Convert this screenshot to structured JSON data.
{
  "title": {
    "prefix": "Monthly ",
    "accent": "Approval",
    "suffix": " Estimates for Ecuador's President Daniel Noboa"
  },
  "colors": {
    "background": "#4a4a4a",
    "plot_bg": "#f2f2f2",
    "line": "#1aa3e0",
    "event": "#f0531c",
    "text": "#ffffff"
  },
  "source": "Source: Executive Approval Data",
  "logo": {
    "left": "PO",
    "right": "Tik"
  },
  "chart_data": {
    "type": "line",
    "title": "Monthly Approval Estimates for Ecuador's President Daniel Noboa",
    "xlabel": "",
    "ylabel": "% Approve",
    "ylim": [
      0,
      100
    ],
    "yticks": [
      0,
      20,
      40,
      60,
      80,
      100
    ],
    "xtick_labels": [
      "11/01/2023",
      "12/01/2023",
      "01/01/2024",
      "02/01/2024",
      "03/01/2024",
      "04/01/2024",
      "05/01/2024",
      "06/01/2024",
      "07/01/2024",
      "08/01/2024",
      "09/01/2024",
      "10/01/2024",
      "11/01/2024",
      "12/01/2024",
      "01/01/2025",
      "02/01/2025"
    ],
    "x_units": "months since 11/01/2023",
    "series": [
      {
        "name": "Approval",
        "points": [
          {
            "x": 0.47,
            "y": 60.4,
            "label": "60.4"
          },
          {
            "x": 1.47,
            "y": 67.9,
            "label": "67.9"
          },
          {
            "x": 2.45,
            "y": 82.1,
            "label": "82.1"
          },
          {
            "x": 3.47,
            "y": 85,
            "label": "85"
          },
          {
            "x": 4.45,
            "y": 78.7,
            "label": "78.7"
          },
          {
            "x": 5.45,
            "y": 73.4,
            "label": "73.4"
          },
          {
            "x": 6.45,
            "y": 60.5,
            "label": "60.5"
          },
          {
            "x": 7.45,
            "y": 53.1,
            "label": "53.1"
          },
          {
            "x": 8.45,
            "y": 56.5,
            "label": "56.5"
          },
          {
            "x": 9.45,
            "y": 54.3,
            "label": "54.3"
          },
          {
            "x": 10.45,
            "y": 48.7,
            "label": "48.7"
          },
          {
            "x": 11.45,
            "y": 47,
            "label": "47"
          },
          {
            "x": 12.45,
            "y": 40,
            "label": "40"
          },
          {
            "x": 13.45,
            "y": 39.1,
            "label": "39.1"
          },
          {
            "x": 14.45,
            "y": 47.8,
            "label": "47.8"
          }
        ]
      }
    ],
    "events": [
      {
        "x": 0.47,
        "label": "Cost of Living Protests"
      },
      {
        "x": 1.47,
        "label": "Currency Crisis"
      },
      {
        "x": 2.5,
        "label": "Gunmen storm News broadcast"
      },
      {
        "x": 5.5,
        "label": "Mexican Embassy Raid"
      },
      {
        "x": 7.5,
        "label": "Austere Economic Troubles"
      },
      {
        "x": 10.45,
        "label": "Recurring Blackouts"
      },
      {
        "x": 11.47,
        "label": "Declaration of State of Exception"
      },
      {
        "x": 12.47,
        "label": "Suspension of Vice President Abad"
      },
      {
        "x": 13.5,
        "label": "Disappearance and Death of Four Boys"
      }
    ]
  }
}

※ ※ ※

• Description of the task
Look for the word "Estimates" and return every line where it occurs.

• In response
    "suffix": " Estimates for Ecuador's President Daniel Noboa"
    "title": "Monthly Approval Estimates for Ecuador's President Daniel Noboa",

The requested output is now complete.